DOCUMENT SECTION =>
-- Start --
The statement was reportedly linked to a policy forcing sellers using Alibaba.com to commit to using that platform exclusively, preventing them from also using rival platforms JD.com and Pinduoduo.

Alibaba issued a statement saying it would actively cooperate with the regulatory body, and that company operations would continue as normal.

The news prompted an eight percent fall in the value of the company’s shares on the Hong Kong Stock Exchange on Thursday.

The announcement came amid ongoing scrutiny by financial market regulators of Ma’s Ant Group, which runs the Alipay payments system.

Today, Ant Group received a meeting notice from regulators,” the company said in a statement on Thursday.

There are indications that the decision to go after Ant and Alibaba is coming from highest echelons of the CCP leadership.

‘Anti-monopoly work’

An article in the CCP’s official mouthpiece, the People’s Daily, touted “anti-monopoly work” as leading to “better development,” based on recent calls from the CCP’s Politburo.
-- End --
WRITTEN TASKS =>
1 - According to the Alibaba news excerpt, how much did the company's shares fall on the Hong Kong Stock Exchange on Thursday?
2 - Render this sentence from the Alibaba news excerpt in Spanish: "Alibaba issued a statement saying it would actively cooperate with the regulatory body, and that company operations would continue as normal."
3 - Pick up the news excerpt on the Alibaba regulatory scrutiny after its final sentence and carry it forward.

RECORD EXTRACTS =>
-- Start --
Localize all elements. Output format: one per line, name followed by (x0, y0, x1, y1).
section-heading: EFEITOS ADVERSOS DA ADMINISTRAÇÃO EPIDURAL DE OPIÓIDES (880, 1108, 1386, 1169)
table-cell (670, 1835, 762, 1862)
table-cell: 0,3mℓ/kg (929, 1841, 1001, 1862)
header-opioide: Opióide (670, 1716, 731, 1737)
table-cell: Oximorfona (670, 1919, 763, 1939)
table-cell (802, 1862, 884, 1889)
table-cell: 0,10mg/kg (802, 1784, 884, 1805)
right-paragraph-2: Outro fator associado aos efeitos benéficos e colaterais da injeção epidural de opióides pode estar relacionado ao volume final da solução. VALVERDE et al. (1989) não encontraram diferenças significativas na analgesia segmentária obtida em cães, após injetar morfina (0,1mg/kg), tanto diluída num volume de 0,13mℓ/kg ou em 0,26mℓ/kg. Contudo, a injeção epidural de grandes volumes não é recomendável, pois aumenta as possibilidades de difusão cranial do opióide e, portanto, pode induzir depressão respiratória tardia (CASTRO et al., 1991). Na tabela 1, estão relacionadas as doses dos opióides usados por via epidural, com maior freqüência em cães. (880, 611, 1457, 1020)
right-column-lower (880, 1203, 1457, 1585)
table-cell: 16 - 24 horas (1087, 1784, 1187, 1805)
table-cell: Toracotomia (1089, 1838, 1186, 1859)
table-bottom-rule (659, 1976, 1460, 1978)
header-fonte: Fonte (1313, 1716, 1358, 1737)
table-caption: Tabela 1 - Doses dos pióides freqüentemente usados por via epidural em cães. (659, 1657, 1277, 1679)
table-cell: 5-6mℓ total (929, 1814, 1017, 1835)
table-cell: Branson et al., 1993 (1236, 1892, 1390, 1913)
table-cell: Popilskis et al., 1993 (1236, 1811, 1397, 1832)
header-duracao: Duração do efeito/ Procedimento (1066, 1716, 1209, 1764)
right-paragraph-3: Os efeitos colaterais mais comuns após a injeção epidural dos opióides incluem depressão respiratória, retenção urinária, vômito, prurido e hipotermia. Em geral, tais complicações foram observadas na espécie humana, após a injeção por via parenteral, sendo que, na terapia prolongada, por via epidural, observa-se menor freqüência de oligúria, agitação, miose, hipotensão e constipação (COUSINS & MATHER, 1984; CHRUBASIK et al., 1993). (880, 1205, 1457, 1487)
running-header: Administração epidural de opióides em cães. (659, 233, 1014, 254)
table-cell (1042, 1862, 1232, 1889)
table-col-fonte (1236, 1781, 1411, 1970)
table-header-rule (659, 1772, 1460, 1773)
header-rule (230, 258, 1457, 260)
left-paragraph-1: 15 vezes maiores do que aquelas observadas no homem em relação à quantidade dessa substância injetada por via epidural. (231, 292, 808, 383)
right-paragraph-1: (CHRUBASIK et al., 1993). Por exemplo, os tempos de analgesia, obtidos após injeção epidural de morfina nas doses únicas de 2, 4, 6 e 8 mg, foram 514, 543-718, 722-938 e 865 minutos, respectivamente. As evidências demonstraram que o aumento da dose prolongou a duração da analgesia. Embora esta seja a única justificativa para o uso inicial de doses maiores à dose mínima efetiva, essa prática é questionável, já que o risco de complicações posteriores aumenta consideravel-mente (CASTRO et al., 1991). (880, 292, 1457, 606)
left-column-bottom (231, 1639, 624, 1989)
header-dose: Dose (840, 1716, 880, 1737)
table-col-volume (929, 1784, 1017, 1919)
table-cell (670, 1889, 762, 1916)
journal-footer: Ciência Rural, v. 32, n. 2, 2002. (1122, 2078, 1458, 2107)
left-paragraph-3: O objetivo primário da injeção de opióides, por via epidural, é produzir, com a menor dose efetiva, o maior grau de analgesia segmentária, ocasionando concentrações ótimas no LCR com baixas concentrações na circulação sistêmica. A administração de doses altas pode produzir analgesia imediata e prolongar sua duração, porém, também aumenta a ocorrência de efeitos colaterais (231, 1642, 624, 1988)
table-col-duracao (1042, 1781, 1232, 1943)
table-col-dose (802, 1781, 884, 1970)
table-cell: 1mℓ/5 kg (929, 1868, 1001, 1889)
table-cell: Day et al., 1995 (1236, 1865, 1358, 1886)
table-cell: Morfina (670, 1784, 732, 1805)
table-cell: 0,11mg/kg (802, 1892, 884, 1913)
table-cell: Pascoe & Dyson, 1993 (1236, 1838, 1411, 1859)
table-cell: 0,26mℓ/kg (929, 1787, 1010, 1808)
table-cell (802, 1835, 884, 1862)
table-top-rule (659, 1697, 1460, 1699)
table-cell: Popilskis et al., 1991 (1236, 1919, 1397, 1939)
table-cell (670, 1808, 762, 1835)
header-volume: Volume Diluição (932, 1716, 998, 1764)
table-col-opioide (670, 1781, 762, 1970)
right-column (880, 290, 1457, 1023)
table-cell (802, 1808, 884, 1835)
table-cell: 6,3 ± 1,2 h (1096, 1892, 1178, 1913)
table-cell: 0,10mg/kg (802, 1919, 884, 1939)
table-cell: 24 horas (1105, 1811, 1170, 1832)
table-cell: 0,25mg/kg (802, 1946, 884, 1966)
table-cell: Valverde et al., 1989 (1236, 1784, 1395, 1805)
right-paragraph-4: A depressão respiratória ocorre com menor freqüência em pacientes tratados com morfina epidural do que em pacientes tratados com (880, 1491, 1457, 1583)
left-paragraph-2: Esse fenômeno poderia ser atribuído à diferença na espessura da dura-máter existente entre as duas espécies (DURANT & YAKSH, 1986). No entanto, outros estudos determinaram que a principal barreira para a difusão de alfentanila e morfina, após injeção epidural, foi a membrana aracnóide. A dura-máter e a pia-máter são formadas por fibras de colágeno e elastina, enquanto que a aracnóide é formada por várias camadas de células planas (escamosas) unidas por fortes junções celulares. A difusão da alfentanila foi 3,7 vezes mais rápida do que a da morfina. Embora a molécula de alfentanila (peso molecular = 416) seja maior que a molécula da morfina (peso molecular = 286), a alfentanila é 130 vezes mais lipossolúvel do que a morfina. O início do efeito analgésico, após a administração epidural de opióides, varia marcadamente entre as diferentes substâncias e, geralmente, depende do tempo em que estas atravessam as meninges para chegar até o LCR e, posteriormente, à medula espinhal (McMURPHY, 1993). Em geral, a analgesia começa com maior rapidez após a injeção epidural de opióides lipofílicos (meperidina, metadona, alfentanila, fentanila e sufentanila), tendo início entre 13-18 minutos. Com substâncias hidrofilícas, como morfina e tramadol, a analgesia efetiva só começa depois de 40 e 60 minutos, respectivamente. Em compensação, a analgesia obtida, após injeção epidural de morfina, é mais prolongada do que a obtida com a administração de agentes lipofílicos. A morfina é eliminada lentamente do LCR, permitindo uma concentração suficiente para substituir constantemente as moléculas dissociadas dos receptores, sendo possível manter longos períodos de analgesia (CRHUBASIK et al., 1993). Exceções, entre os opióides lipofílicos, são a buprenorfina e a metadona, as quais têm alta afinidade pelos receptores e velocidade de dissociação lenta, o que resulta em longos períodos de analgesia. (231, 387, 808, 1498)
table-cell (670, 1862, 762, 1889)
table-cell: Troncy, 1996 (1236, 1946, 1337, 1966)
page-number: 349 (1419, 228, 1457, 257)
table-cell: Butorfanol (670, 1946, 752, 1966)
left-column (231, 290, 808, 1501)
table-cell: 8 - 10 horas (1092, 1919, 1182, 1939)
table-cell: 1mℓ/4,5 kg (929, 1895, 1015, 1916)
-- End --
WRITTEN ANSWERS =>
1 - Eight percent.

2 - Alibaba emitió un comunicado en el que afirmaba que cooperaría activamente con el organismo regulador y que las operaciones de la empresa continuarían con normalidad.

3 -
The Politburo was of the opinion that the government should “strengthen anti-monopoly work and prevent the disorderly expansion of capital,” the paper said.

Internet finance industry insider Song Qing said the investigation is part of CCP plans to nationalize both Ant Group and Alibaba.

“There will definitely be an outcome, now that they have started the investigation,” Song told RFA. “This is probably coming from the highest levels.”

“Just a couple of weeks ago, they set out plans to nationalize Ant Group and Alibaba; the timing was deliberate,” Song said. “Those plans all came from the central leadership.”

“These nationalizations are definitely happening, and [the antitrust investigation] will likely speed up that process,” Song said. “It’s also, I think, about making an example of [Ant and Alibaba].”

Central government investigators had already set up camp in Alibaba headquarters by the end of November, according to industry sources.

The company will also be called to follow-up meetings with the People’s Bank of China, the China Banking Regulatory Commission, the China Securities Regulatory Commission and the State Administration of Foreign Exchange after regulators slammed the brakes on Alibaba’s New York listing in early November.

Investigative teams are also in place at the offices of social media giant Tencent and e-commerce company Meituan.

Healthy development

A Nanjing-based economist surnamed Qian said China’s tech companies actually promote economic health and development.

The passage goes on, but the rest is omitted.